What to work on: Using the data below, repeat all of it precisely.

Data entries:
** Begin **

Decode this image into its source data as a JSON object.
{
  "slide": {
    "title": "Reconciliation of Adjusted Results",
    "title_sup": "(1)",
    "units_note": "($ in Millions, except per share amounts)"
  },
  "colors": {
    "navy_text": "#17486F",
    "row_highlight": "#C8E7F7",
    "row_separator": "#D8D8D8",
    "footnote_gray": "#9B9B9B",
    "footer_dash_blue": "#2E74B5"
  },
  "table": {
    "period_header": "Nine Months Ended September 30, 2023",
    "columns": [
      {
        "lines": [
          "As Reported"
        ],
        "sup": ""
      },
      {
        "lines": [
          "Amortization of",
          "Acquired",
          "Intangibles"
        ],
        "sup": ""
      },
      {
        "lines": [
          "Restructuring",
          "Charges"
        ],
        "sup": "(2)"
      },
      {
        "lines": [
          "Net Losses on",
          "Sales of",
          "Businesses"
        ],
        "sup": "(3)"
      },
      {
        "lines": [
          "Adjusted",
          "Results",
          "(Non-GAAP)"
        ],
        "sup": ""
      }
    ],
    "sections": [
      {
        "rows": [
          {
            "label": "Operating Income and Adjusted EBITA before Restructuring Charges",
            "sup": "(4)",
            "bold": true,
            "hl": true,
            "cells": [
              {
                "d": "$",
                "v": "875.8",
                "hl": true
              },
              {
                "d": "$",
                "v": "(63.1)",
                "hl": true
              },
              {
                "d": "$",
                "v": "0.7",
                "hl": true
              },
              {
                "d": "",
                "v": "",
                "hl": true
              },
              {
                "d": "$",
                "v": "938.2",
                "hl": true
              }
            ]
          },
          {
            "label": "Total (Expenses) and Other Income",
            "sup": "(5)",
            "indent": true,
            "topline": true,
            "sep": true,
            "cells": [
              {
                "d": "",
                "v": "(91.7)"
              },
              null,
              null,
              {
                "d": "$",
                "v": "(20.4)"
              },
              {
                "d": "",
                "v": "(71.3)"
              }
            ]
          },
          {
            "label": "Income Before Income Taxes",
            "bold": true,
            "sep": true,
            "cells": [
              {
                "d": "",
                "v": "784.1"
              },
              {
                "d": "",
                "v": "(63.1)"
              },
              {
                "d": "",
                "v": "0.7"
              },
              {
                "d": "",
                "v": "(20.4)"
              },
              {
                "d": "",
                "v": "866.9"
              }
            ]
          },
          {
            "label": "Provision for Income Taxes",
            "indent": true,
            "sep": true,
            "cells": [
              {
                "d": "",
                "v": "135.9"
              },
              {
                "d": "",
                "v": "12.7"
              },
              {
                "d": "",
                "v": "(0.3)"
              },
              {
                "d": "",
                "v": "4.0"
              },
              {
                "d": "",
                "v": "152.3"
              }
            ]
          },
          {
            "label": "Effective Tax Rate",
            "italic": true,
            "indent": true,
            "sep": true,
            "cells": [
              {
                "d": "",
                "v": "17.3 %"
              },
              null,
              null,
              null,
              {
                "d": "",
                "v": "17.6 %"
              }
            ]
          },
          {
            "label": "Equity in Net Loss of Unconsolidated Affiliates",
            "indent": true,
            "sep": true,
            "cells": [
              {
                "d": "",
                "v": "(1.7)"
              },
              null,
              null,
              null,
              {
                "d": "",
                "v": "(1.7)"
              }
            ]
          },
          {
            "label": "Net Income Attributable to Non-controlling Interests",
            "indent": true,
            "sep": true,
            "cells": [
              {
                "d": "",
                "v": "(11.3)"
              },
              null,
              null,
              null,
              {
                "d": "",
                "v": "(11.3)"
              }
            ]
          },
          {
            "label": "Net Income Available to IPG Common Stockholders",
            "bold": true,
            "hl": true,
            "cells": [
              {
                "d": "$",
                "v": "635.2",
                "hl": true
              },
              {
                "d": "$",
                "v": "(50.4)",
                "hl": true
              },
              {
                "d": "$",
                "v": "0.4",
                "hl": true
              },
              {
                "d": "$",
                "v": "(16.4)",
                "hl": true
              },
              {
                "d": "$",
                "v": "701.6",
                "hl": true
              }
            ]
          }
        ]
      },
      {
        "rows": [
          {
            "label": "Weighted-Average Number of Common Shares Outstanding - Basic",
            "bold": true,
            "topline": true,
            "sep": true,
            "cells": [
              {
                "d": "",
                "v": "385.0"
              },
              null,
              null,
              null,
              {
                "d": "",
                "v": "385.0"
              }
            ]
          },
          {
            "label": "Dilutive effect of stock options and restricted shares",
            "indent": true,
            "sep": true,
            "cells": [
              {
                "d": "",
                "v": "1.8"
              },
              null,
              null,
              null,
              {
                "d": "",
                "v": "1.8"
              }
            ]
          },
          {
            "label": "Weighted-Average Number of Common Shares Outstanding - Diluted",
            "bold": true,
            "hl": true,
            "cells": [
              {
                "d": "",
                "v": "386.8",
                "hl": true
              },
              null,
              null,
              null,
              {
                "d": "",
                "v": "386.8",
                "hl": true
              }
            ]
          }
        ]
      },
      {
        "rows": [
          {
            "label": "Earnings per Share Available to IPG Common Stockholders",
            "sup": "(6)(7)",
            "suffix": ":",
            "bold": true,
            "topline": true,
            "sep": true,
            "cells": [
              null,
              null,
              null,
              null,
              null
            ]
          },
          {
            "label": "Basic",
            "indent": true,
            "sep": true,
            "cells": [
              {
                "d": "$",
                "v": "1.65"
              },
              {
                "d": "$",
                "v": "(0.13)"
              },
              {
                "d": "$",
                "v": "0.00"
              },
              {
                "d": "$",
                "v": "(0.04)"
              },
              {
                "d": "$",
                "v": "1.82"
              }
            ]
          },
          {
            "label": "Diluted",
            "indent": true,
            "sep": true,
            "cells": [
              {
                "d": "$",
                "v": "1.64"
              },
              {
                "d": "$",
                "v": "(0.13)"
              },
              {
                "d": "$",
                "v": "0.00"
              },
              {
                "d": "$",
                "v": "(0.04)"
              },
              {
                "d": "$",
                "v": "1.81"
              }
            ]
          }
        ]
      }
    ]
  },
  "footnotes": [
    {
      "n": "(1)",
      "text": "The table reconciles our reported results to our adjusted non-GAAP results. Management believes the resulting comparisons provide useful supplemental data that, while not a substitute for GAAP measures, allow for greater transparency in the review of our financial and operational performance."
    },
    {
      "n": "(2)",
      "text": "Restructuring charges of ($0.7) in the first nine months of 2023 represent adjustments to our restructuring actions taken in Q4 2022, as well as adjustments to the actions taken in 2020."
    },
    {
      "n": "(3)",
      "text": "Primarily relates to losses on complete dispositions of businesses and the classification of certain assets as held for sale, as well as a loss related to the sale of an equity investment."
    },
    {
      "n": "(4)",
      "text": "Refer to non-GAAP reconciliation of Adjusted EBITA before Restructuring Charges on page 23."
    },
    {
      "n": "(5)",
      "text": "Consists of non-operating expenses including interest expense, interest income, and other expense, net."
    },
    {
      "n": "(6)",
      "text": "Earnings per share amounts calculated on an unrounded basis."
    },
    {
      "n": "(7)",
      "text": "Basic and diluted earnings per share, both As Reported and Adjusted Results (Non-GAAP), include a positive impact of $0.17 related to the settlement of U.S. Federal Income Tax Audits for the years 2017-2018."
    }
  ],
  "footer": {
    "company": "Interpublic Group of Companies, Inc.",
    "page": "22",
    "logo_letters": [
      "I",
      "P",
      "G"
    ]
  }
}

** End **

Response for this exercise:
Decode this image into its source data as a JSON object.
{
  "slide": {
    "title": "Reconciliation of Adjusted Results",
    "title_sup": "(1)",
    "units_note": "($ in Millions, except per share amounts)"
  },
  "colors": {
    "navy_text": "#17486F",
    "row_highlight": "#C8E7F7",
    "row_separator": "#D8D8D8",
    "footnote_gray": "#9B9B9B",
    "footer_dash_blue": "#2E74B5"
  },
  "table": {
    "period_header": "Nine Months Ended September 30, 2023",
    "columns": [
      {
        "lines": [
          "As Reported"
        ],
        "sup": ""
      },
      {
        "lines": [
          "Amortization of",
          "Acquired",
          "Intangibles"
        ],
        "sup": ""
      },
      {
        "lines": [
          "Restructuring",
          "Charges"
        ],
        "sup": "(2)"
      },
      {
        "lines": [
          "Net Losses on",
          "Sales of",
          "Businesses"
        ],
        "sup": "(3)"
      },
      {
        "lines": [
          "Adjusted",
          "Results",
          "(Non-GAAP)"
        ],
        "sup": ""
      }
    ],
    "sections": [
      {
        "rows": [
          {
            "label": "Operating Income and Adjusted EBITA before Restructuring Charges",
            "sup": "(4)",
            "bold": true,
            "hl": true,
            "cells": [
              {
                "d": "$",
                "v": "875.8",
                "hl": true
              },
              {
                "d": "$",
                "v": "(63.1)",
                "hl": true
              },
              {
                "d": "$",
                "v": "0.7",
                "hl": true
              },
              {
                "d": "",
                "v": "",
                "hl": true
              },
              {
                "d": "$",
                "v": "938.2",
                "hl": true
              }
            ]
          },
          {
            "label": "Total (Expenses) and Other Income",
            "sup": "(5)",
            "indent": true,
            "topline": true,
            "sep": true,
            "cells": [
              {
                "d": "",
                "v": "(91.7)"
              },
              null,
              null,
              {
                "d": "$",
                "v": "(20.4)"
              },
              {
                "d": "",
                "v": "(71.3)"
              }
            ]
          },
          {
            "label": "Income Before Income Taxes",
            "bold": true,
            "sep": true,
            "cells": [
              {
                "d": "",
                "v": "784.1"
              },
              {
                "d": "",
                "v": "(63.1)"
              },
              {
                "d": "",
                "v": "0.7"
              },
              {
                "d": "",
                "v": "(20.4)"
              },
              {
                "d": "",
                "v": "866.9"
              }
            ]
          },
          {
            "label": "Provision for Income Taxes",
            "indent": true,
            "sep": true,
            "cells": [
              {
                "d": "",
                "v": "135.9"
              },
              {
                "d": "",
                "v": "12.7"
              },
              {
                "d": "",
                "v": "(0.3)"
              },
              {
                "d": "",
                "v": "4.0"
              },
              {
                "d": "",
                "v": "152.3"
              }
            ]
          },
          {
            "label": "Effective Tax Rate",
            "italic": true,
            "indent": true,
            "sep": true,
            "cells": [
              {
                "d": "",
                "v": "17.3 %"
              },
              null,
              null,
              null,
              {
                "d": "",
                "v": "17.6 %"
              }
            ]
          },
          {
            "label": "Equity in Net Loss of Unconsolidated Affiliates",
            "indent": true,
            "sep": true,
            "cells": [
              {
                "d": "",
                "v": "(1.7)"
              },
              null,
              null,
              null,
              {
                "d": "",
                "v": "(1.7)"
              }
            ]
          },
          {
            "label": "Net Income Attributable to Non-controlling Interests",
            "indent": true,
            "sep": true,
            "cells": [
              {
                "d": "",
                "v": "(11.3)"
              },
              null,
              null,
              null,
              {
                "d": "",
                "v": "(11.3)"
              }
            ]
          },
          {
            "label": "Net Income Available to IPG Common Stockholders",
            "bold": true,
            "hl": true,
            "cells": [
              {
                "d": "$",
                "v": "635.2",
                "hl": true
              },
              {
                "d": "$",
                "v": "(50.4)",
                "hl": true
              },
              {
                "d": "$",
                "v": "0.4",
                "hl": true
              },
              {
                "d": "$",
                "v": "(16.4)",
                "hl": true
              },
              {
                "d": "$",
                "v": "701.6",
                "hl": true
              }
            ]
          }
        ]
      },
      {
        "rows": [
          {
            "label": "Weighted-Average Number of Common Shares Outstanding - Basic",
            "bold": true,
            "topline": true,
            "sep": true,
            "cells": [
              {
                "d": "",
                "v": "385.0"
              },
              null,
              null,
              null,
              {
                "d": "",
                "v": "385.0"
              }
            ]
          },
          {
            "label": "Dilutive effect of stock options and restricted shares",
            "indent": true,
            "sep": true,
            "cells": [
              {
                "d": "",
                "v": "1.8"
              },
              null,
              null,
              null,
              {
                "d": "",
                "v": "1.8"
              }
            ]
          },
          {
            "label": "Weighted-Average Number of Common Shares Outstanding - Diluted",
            "bold": true,
            "hl": true,
            "cells": [
              {
                "d": "",
                "v": "386.8",
                "hl": true
              },
              null,
              null,
              null,
              {
                "d": "",
                "v": "386.8",
                "hl": true
              }
            ]
          }
        ]
      },
      {
        "rows": [
          {
            "label": "Earnings per Share Available to IPG Common Stockholders",
            "sup": "(6)(7)",
            "suffix": ":",
            "bold": true,
            "topline": true,
            "sep": true,
            "cells": [
              null,
              null,
              null,
              null,
              null
            ]
          },
          {
            "label": "Basic",
            "indent": true,
            "sep": true,
            "cells": [
              {
                "d": "$",
                "v": "1.65"
              },
              {
                "d": "$",
                "v": "(0.13)"
              },
              {
                "d": "$",
                "v": "0.00"
              },
              {
                "d": "$",
                "v": "(0.04)"
              },
              {
                "d": "$",
                "v": "1.82"
              }
            ]
          },
          {
            "label": "Diluted",
            "indent": true,
            "sep": true,
            "cells": [
              {
                "d": "$",
                "v": "1.64"
              },
              {
                "d": "$",
                "v": "(0.13)"
              },
              {
                "d": "$",
                "v": "0.00"
              },
              {
                "d": "$",
                "v": "(0.04)"
              },
              {
                "d": "$",
                "v": "1.81"
              }
            ]
          }
        ]
      }
    ]
  },
  "footnotes": [
    {
      "n": "(1)",
      "text": "The table reconciles our reported results to our adjusted non-GAAP results. Management believes the resulting comparisons provide useful supplemental data that, while not a substitute for GAAP measures, allow for greater transparency in the review of our financial and operational performance."
    },
    {
      "n": "(2)",
      "text": "Restructuring charges of ($0.7) in the first nine months of 2023 represent adjustments to our restructuring actions taken in Q4 2022, as well as adjustments to the actions taken in 2020."
    },
    {
      "n": "(3)",
      "text": "Primarily relates to losses on complete dispositions of businesses and the classification of certain assets as held for sale, as well as a loss related to the sale of an equity investment."
    },
    {
      "n": "(4)",
      "text": "Refer to non-GAAP reconciliation of Adjusted EBITA before Restructuring Charges on page 23."
    },
    {
      "n": "(5)",
      "text": "Consists of non-operating expenses including interest expense, interest income, and other expense, net."
    },
    {
      "n": "(6)",
      "text": "Earnings per share amounts calculated on an unrounded basis."
    },
    {
      "n": "(7)",
      "text": "Basic and diluted earnings per share, both As Reported and Adjusted Results (Non-GAAP), include a positive impact of $0.17 related to the settlement of U.S. Federal Income Tax Audits for the years 2017-2018."
    }
  ],
  "footer": {
    "company": "Interpublic Group of Companies, Inc.",
    "page": "22",
    "logo_letters": [
      "I",
      "P",
      "G"
    ]
  }
}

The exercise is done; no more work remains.